Saved data entries:
· · · · · · ·

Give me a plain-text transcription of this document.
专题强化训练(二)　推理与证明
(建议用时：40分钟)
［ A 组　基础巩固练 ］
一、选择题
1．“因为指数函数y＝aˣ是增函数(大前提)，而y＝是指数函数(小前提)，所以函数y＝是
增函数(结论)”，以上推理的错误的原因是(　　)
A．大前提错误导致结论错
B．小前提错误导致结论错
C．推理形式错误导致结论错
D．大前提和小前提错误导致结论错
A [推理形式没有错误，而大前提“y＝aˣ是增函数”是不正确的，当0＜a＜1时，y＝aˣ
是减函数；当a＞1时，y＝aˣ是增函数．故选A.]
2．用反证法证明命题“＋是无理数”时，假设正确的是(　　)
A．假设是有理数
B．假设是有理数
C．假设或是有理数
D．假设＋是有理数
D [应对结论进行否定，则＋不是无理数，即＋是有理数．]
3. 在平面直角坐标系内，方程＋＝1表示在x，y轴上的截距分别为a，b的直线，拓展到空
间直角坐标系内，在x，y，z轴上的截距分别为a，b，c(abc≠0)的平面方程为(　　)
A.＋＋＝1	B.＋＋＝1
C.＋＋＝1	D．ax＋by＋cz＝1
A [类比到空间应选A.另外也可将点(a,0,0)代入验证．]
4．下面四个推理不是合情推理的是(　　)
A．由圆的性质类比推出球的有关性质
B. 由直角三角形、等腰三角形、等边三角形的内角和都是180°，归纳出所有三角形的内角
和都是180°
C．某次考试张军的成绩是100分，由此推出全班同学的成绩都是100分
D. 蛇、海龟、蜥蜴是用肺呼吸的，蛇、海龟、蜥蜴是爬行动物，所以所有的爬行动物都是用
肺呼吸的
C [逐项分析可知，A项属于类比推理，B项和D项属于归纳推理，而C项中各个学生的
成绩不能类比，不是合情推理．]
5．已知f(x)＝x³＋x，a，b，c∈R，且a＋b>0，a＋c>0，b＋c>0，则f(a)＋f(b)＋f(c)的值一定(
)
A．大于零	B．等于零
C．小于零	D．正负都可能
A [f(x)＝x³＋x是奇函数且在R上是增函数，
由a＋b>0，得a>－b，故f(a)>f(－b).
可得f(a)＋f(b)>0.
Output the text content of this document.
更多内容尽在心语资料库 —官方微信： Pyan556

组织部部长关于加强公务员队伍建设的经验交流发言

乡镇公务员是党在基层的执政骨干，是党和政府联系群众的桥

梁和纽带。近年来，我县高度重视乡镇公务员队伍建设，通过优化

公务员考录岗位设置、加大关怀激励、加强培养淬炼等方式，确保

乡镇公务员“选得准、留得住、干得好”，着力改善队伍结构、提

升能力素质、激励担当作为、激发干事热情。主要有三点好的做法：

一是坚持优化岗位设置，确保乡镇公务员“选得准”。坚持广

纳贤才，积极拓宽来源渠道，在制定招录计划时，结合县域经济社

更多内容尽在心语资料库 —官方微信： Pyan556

· · · · · · ·

Every line above should be printed again exactly as it stands.

FULL SOLUTION:
Give me a plain-text transcription of this document.
专题强化训练(二)　推理与证明
(建议用时：40分钟)
［ A 组　基础巩固练 ］
一、选择题
1．“因为指数函数y＝aˣ是增函数(大前提)，而y＝是指数函数(小前提)，所以函数y＝是
增函数(结论)”，以上推理的错误的原因是(　　)
A．大前提错误导致结论错
B．小前提错误导致结论错
C．推理形式错误导致结论错
D．大前提和小前提错误导致结论错
A [推理形式没有错误，而大前提“y＝aˣ是增函数”是不正确的，当0＜a＜1时，y＝aˣ
是减函数；当a＞1时，y＝aˣ是增函数．故选A.]
2．用反证法证明命题“＋是无理数”时，假设正确的是(　　)
A．假设是有理数
B．假设是有理数
C．假设或是有理数
D．假设＋是有理数
D [应对结论进行否定，则＋不是无理数，即＋是有理数．]
3. 在平面直角坐标系内，方程＋＝1表示在x，y轴上的截距分别为a，b的直线，拓展到空
间直角坐标系内，在x，y，z轴上的截距分别为a，b，c(abc≠0)的平面方程为(　　)
A.＋＋＝1	B.＋＋＝1
C.＋＋＝1	D．ax＋by＋cz＝1
A [类比到空间应选A.另外也可将点(a,0,0)代入验证．]
4．下面四个推理不是合情推理的是(　　)
A．由圆的性质类比推出球的有关性质
B. 由直角三角形、等腰三角形、等边三角形的内角和都是180°，归纳出所有三角形的内角
和都是180°
C．某次考试张军的成绩是100分，由此推出全班同学的成绩都是100分
D. 蛇、海龟、蜥蜴是用肺呼吸的，蛇、海龟、蜥蜴是爬行动物，所以所有的爬行动物都是用
肺呼吸的
C [逐项分析可知，A项属于类比推理，B项和D项属于归纳推理，而C项中各个学生的
成绩不能类比，不是合情推理．]
5．已知f(x)＝x³＋x，a，b，c∈R，且a＋b>0，a＋c>0，b＋c>0，则f(a)＋f(b)＋f(c)的值一定(
)
A．大于零	B．等于零
C．小于零	D．正负都可能
A [f(x)＝x³＋x是奇函数且在R上是增函数，
由a＋b>0，得a>－b，故f(a)>f(－b).
可得f(a)＋f(b)>0.
Output the text content of this document.
更多内容尽在心语资料库 —官方微信： Pyan556

组织部部长关于加强公务员队伍建设的经验交流发言

乡镇公务员是党在基层的执政骨干，是党和政府联系群众的桥

梁和纽带。近年来，我县高度重视乡镇公务员队伍建设，通过优化

公务员考录岗位设置、加大关怀激励、加强培养淬炼等方式，确保

乡镇公务员“选得准、留得住、干得好”，着力改善队伍结构、提

升能力素质、激励担当作为、激发干事热情。主要有三点好的做法：

一是坚持优化岗位设置，确保乡镇公务员“选得准”。坚持广

纳贤才，积极拓宽来源渠道，在制定招录计划时，结合县域经济社

更多内容尽在心语资料库 —官方微信： Pyan556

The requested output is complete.